▸ What the exercise asks: Your task is to quote the material that follows, in full and exactly.

# # # # # # #

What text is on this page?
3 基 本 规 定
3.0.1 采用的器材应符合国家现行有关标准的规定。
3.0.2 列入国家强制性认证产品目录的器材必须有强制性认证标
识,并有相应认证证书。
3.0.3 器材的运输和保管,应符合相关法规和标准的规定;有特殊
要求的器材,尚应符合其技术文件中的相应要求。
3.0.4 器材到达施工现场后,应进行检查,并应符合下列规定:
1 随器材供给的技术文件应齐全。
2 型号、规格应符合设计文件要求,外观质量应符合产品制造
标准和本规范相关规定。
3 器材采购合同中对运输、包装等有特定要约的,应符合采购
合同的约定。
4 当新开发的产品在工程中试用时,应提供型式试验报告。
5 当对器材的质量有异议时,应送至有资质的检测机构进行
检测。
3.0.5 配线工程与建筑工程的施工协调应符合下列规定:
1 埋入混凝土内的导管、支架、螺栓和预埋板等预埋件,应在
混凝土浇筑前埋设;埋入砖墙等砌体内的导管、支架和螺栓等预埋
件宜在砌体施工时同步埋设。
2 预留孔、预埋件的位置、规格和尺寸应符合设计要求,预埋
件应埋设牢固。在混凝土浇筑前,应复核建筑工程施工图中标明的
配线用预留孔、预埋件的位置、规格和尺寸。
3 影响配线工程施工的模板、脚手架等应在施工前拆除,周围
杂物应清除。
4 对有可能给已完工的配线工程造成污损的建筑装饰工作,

# # # # # # #

▸ The response:
What text is on this page?
3 基 本 规 定
3.0.1 采用的器材应符合国家现行有关标准的规定。
3.0.2 列入国家强制性认证产品目录的器材必须有强制性认证标
识,并有相应认证证书。
3.0.3 器材的运输和保管,应符合相关法规和标准的规定;有特殊
要求的器材,尚应符合其技术文件中的相应要求。
3.0.4 器材到达施工现场后,应进行检查,并应符合下列规定:
1 随器材供给的技术文件应齐全。
2 型号、规格应符合设计文件要求,外观质量应符合产品制造
标准和本规范相关规定。
3 器材采购合同中对运输、包装等有特定要约的,应符合采购
合同的约定。
4 当新开发的产品在工程中试用时,应提供型式试验报告。
5 当对器材的质量有异议时,应送至有资质的检测机构进行
检测。
3.0.5 配线工程与建筑工程的施工协调应符合下列规定:
1 埋入混凝土内的导管、支架、螺栓和预埋板等预埋件,应在
混凝土浇筑前埋设;埋入砖墙等砌体内的导管、支架和螺栓等预埋
件宜在砌体施工时同步埋设。
2 预留孔、预埋件的位置、规格和尺寸应符合设计要求,预埋
件应埋设牢固。在混凝土浇筑前,应复核建筑工程施工图中标明的
配线用预留孔、预埋件的位置、规格和尺寸。
3 影响配线工程施工的模板、脚手架等应在施工前拆除,周围
杂物应清除。
4 对有可能给已完工的配线工程造成污损的建筑装饰工作,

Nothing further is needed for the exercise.